_AIM_
Find every line in the records below that holds the word "Reserve", and copy each one.

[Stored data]

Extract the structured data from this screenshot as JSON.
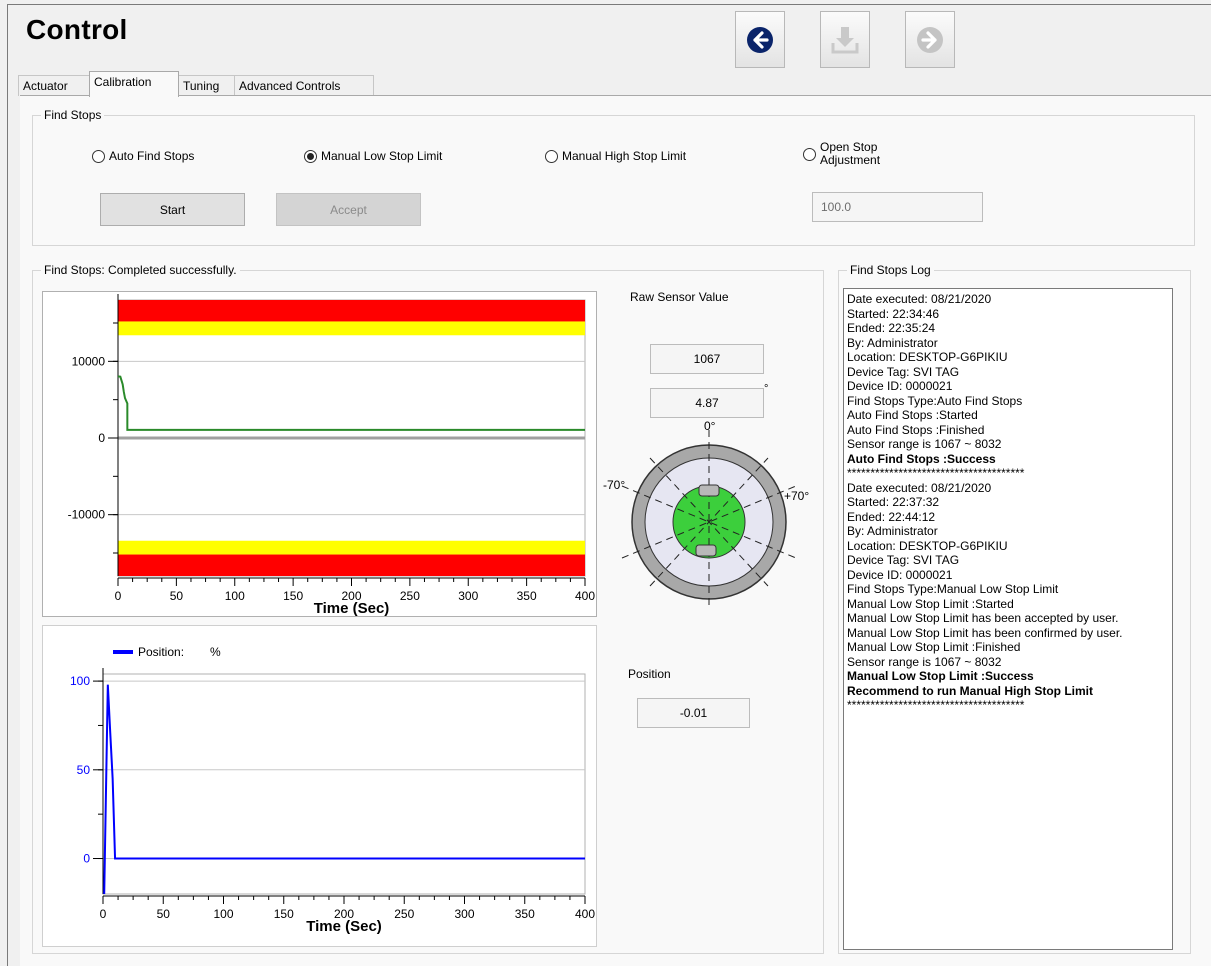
{
  "header": {
    "title": "Control",
    "toolbar": [
      {
        "name": "back",
        "icon": "arrow-left-circle-icon",
        "enabled": true
      },
      {
        "name": "download",
        "icon": "download-icon",
        "enabled": false
      },
      {
        "name": "forward",
        "icon": "arrow-right-circle-icon",
        "enabled": false
      }
    ]
  },
  "tabs": [
    {
      "label": "Actuator",
      "active": false
    },
    {
      "label": "Calibration",
      "active": true
    },
    {
      "label": "Tuning",
      "active": false
    },
    {
      "label": "Advanced Controls",
      "active": false
    }
  ],
  "find_stops": {
    "group_label": "Find Stops",
    "options": [
      {
        "label": "Auto Find Stops",
        "selected": false
      },
      {
        "label": "Manual Low Stop Limit",
        "selected": true
      },
      {
        "label": "Manual High Stop Limit",
        "selected": false
      },
      {
        "label": "Open Stop Adjustment",
        "label_line1": "Open Stop",
        "label_line2": "Adjustment",
        "selected": false
      }
    ],
    "start_label": "Start",
    "accept_label": "Accept",
    "open_stop_value": "100.0"
  },
  "status": {
    "group_label": "Find Stops: Completed successfully."
  },
  "sensor": {
    "raw_label": "Raw Sensor Value",
    "raw_value": "1067",
    "angle_value": "4.87",
    "degree_symbol": "°",
    "dial_top": "0°",
    "dial_left": "-70°",
    "dial_right": "+70°",
    "position_label": "Position",
    "position_value": "-0.01"
  },
  "log": {
    "group_label": "Find Stops Log",
    "lines": [
      {
        "text": "Date executed: 08/21/2020",
        "bold": false
      },
      {
        "text": "Started: 22:34:46",
        "bold": false
      },
      {
        "text": "Ended: 22:35:24",
        "bold": false
      },
      {
        "text": "By: Administrator",
        "bold": false
      },
      {
        "text": "Location: DESKTOP-G6PIKIU",
        "bold": false
      },
      {
        "text": "Device Tag: SVI TAG",
        "bold": false
      },
      {
        "text": "Device ID: 0000021",
        "bold": false
      },
      {
        "text": "Find Stops Type:Auto Find Stops",
        "bold": false
      },
      {
        "text": "Auto Find Stops :Started",
        "bold": false
      },
      {
        "text": "Auto Find Stops :Finished",
        "bold": false
      },
      {
        "text": "Sensor range is 1067 ~ 8032",
        "bold": false
      },
      {
        "text": "Auto Find Stops :Success",
        "bold": true
      },
      {
        "text": "**************************************",
        "bold": false
      },
      {
        "text": "Date executed: 08/21/2020",
        "bold": false
      },
      {
        "text": "Started: 22:37:32",
        "bold": false
      },
      {
        "text": "Ended: 22:44:12",
        "bold": false
      },
      {
        "text": "By: Administrator",
        "bold": false
      },
      {
        "text": "Location: DESKTOP-G6PIKIU",
        "bold": false
      },
      {
        "text": "Device Tag: SVI TAG",
        "bold": false
      },
      {
        "text": "Device ID: 0000021",
        "bold": false
      },
      {
        "text": "Find Stops Type:Manual Low Stop Limit",
        "bold": false
      },
      {
        "text": "Manual Low Stop Limit :Started",
        "bold": false
      },
      {
        "text": "Manual Low Stop Limit has been accepted by user.",
        "bold": false
      },
      {
        "text": "Manual Low Stop Limit has been confirmed by user.",
        "bold": false
      },
      {
        "text": "Manual Low Stop Limit :Finished",
        "bold": false
      },
      {
        "text": "Sensor range is 1067 ~ 8032",
        "bold": false
      },
      {
        "text": "Manual Low Stop Limit :Success",
        "bold": true
      },
      {
        "text": "Recommend to run Manual High Stop Limit",
        "bold": true
      },
      {
        "text": "**************************************",
        "bold": false
      }
    ]
  },
  "colors": {
    "accent": "#0a246a",
    "series_sensor": "#2a8a2a",
    "series_position": "#0000ff",
    "alarm_red": "#ff0000",
    "alarm_yellow": "#ffff00",
    "dial_green": "#3ccf3c"
  },
  "chart_data": [
    {
      "type": "line",
      "name": "raw-sensor-chart",
      "xlabel": "Time (Sec)",
      "ylabel": "",
      "xlim": [
        0,
        400
      ],
      "ylim": [
        -18000,
        18000
      ],
      "xticks": [
        0,
        50,
        100,
        150,
        200,
        250,
        300,
        350,
        400
      ],
      "yticks": [
        10000,
        0,
        -10000
      ],
      "ytick_labels": [
        "10000",
        "0",
        "-10000"
      ],
      "bands": [
        {
          "color": "red",
          "from": 15200,
          "to": 18000
        },
        {
          "color": "yellow",
          "from": 13400,
          "to": 15200
        },
        {
          "color": "yellow",
          "from": -15200,
          "to": -13400
        },
        {
          "color": "red",
          "from": -18000,
          "to": -15200
        }
      ],
      "series": [
        {
          "values_x": [
            0,
            2,
            4,
            5,
            6,
            8,
            8,
            400
          ],
          "values_y": [
            8032,
            8000,
            7000,
            6000,
            5200,
            4500,
            1067,
            1067
          ]
        }
      ],
      "grid": true
    },
    {
      "type": "line",
      "name": "position-chart",
      "legend": {
        "label": "Position:",
        "unit": "%",
        "placement": "top-left"
      },
      "xlabel": "Time (Sec)",
      "ylabel": "",
      "xlim": [
        0,
        400
      ],
      "ylim": [
        -20,
        104
      ],
      "xticks": [
        0,
        50,
        100,
        150,
        200,
        250,
        300,
        350,
        400
      ],
      "yticks": [
        100,
        50,
        0
      ],
      "ytick_labels": [
        "100",
        "50",
        "0"
      ],
      "series": [
        {
          "name": "Position:",
          "values_x": [
            1,
            4,
            4,
            6,
            6,
            8,
            8,
            10,
            10,
            400
          ],
          "values_y": [
            -20,
            98,
            98,
            71,
            71,
            45,
            45,
            0,
            0,
            0
          ]
        }
      ],
      "grid": true
    }
  ]
}
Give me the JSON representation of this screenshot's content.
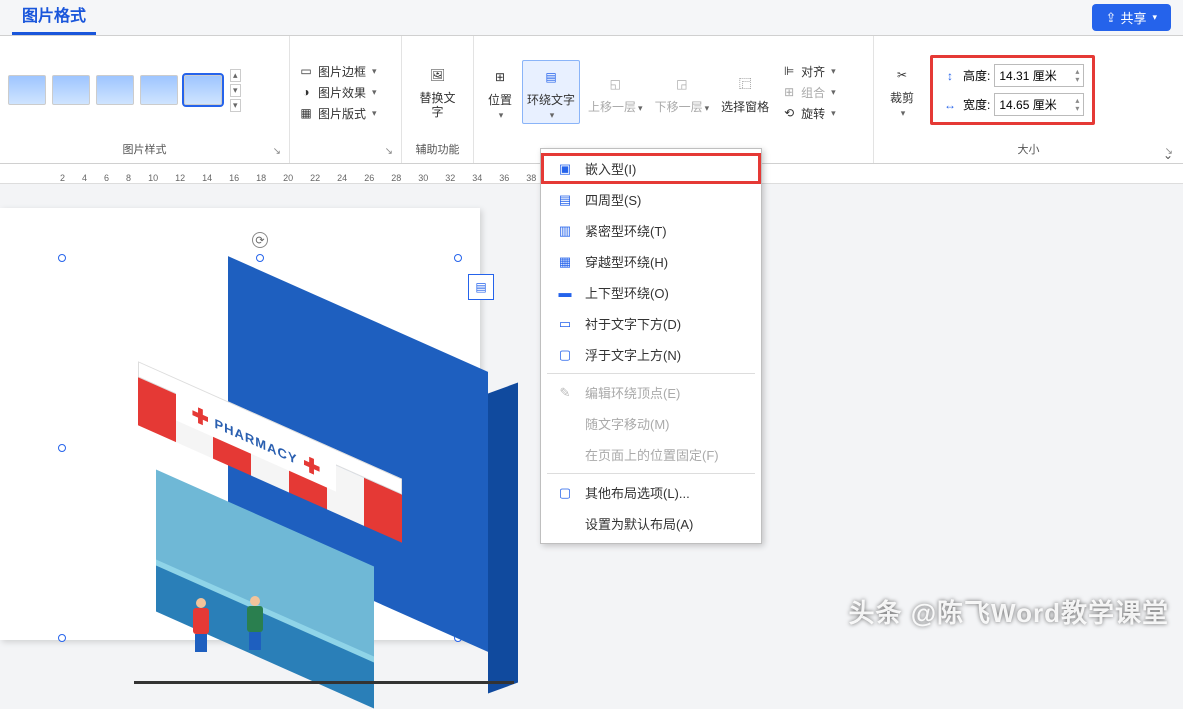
{
  "tab": {
    "title": "图片格式"
  },
  "share": {
    "label": "共享"
  },
  "ribbon": {
    "styles_label": "图片样式",
    "border_label": "图片边框",
    "effects_label": "图片效果",
    "layout_label": "图片版式",
    "replace_text": "替换文字",
    "aux_label": "辅助功能",
    "position": "位置",
    "wrap": "环绕文字",
    "bring_fwd": "上移一层",
    "send_back": "下移一层",
    "select_pane": "选择窗格",
    "align": "对齐",
    "group": "组合",
    "rotate": "旋转",
    "crop": "裁剪",
    "height_label": "高度:",
    "width_label": "宽度:",
    "height_value": "14.31 厘米",
    "width_value": "14.65 厘米",
    "size_label": "大小"
  },
  "ruler": [
    "2",
    "4",
    "6",
    "8",
    "10",
    "12",
    "14",
    "16",
    "18",
    "20",
    "22",
    "24",
    "26",
    "28",
    "30",
    "32",
    "34",
    "36",
    "38"
  ],
  "dropdown": {
    "inline": "嵌入型(I)",
    "square": "四周型(S)",
    "tight": "紧密型环绕(T)",
    "through": "穿越型环绕(H)",
    "topbottom": "上下型环绕(O)",
    "behind": "衬于文字下方(D)",
    "front": "浮于文字上方(N)",
    "edit_points": "编辑环绕顶点(E)",
    "move_with_text": "随文字移动(M)",
    "fix_position": "在页面上的位置固定(F)",
    "more_layout": "其他布局选项(L)...",
    "set_default": "设置为默认布局(A)"
  },
  "image": {
    "sign_text": "PHARMACY"
  },
  "watermark": "头条 @陈飞Word教学课堂"
}
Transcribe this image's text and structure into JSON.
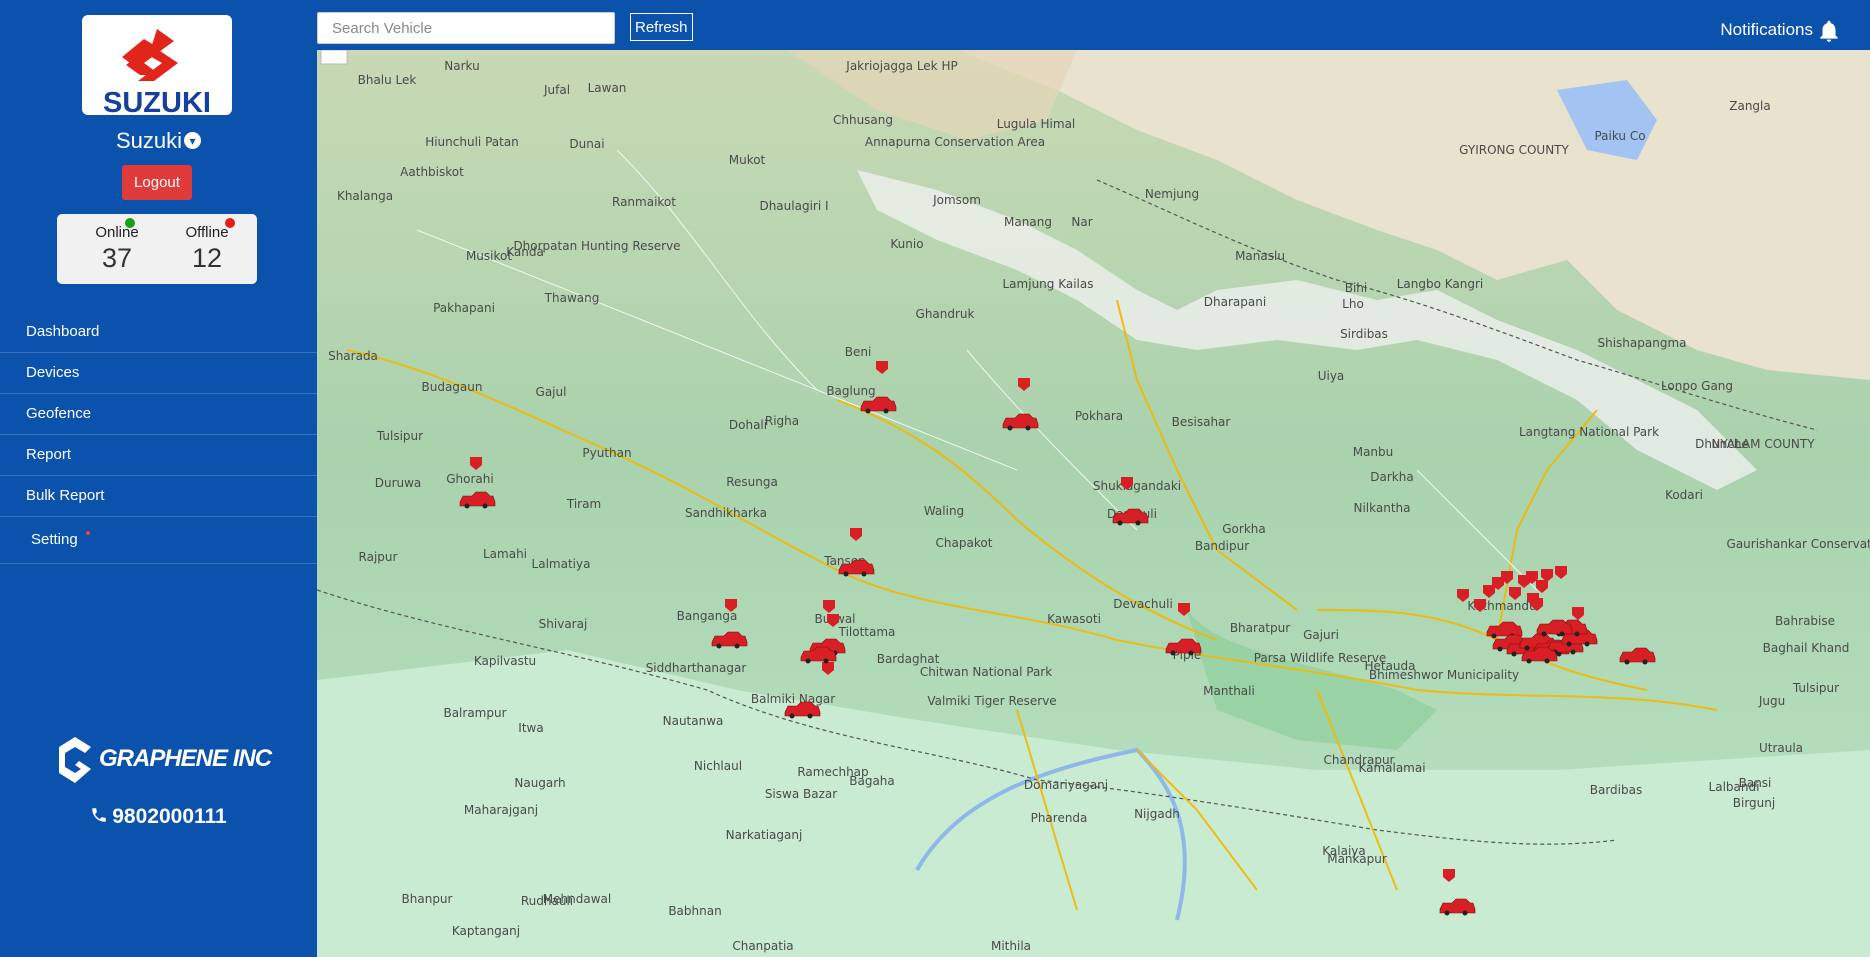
{
  "sidebar": {
    "logo_text": "SUZUKI",
    "user_name": "Suzuki",
    "logout_label": "Logout",
    "status": {
      "online_label": "Online",
      "online_count": "37",
      "offline_label": "Offline",
      "offline_count": "12",
      "online_color": "#15a015",
      "offline_color": "#e51b1b"
    },
    "nav": [
      "Dashboard",
      "Devices",
      "Geofence",
      "Report",
      "Bulk Report",
      "Setting"
    ],
    "brand_text": "GRAPHENE INC",
    "phone": "9802000111"
  },
  "topbar": {
    "search_placeholder": "Search Vehicle",
    "refresh_label": "Refresh",
    "notifications_label": "Notifications"
  },
  "map": {
    "places": [
      "Bhalu Lek",
      "Narku",
      "Jakriojagga Lek HP",
      "Jufal",
      "Lawan",
      "Hiunchuli Patan",
      "Dunai",
      "Chhusang",
      "Lugula Himal",
      "Annapurna Conservation Area",
      "GYIRONG COUNTY",
      "Paiku Co",
      "Zangla",
      "Aathbiskot",
      "Mukot",
      "Khalanga",
      "Ranmaikot",
      "Dhaulagiri I",
      "Jomsom",
      "Nemjung",
      "Musikot",
      "Kanda",
      "Dhorpatan Hunting Reserve",
      "Kunio",
      "Manang",
      "Nar",
      "Manaslu",
      "Bihi",
      "Langbo Kangri",
      "Thawang",
      "Pakhapani",
      "Lamjung Kailas",
      "Ghandruk",
      "Dharapani",
      "Lho",
      "Sirdibas",
      "Sharada",
      "Beni",
      "Budagaun",
      "Gajul",
      "Baglung",
      "Shishapangma",
      "Pokhara",
      "Besisahar",
      "Uiya",
      "Langtang National Park",
      "Lonpo Gang",
      "Dohali",
      "Righa",
      "Manbu",
      "Tulsipur",
      "Duruwa",
      "Ghorahi",
      "Pyuthan",
      "Resunga",
      "Shuklagandaki",
      "Darkha",
      "Dhunche",
      "NYALAM COUNTY",
      "Tiram",
      "Sandhikharka",
      "Waling",
      "Damauli",
      "Gorkha",
      "Kodari",
      "Lamahi",
      "Rajpur",
      "Lalmatiya",
      "Tansen",
      "Chapakot",
      "Bandipur",
      "Nilkantha",
      "Gaurishankar Conservation Area",
      "Shivaraj",
      "Banganga",
      "Butwal",
      "Tilottama",
      "Devachuli",
      "Kawasoti",
      "Bharatpur",
      "Gajuri",
      "Kathmandu",
      "Bahrabise",
      "Baghail Khand",
      "Kapilvastu",
      "Siddharthanagar",
      "Bardaghat",
      "Chitwan National Park",
      "Piple",
      "Parsa Wildlife Reserve",
      "Hetauda",
      "Bhimeshwor Municipality",
      "Jugu",
      "Tulsipur",
      "Balrampur",
      "Itwa",
      "Nautanwa",
      "Balmiki Nagar",
      "Valmiki Tiger Reserve",
      "Manthali",
      "Utraula",
      "Naugarh",
      "Nichlaul",
      "Ramechhap",
      "Domariyaganj",
      "Bansi",
      "Maharajganj",
      "Siswa Bazar",
      "Bagaha",
      "Pharenda",
      "Narkatiaganj",
      "Nijgadh",
      "Chandrapur",
      "Kamalamai",
      "Lalbandi",
      "Bardibas",
      "Birgunj",
      "Kalaiya",
      "Mankapur",
      "Bhanpur",
      "Rudhauli",
      "Mehndawal",
      "Babhnan",
      "Kaptanganj",
      "Chanpatia",
      "Mithila"
    ]
  }
}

_OUTPUT OF THE TASK_
      "Dhorpatan Hunting Reserve",
      "Parsa Wildlife Reserve",
      "Valmiki Tiger Reserve",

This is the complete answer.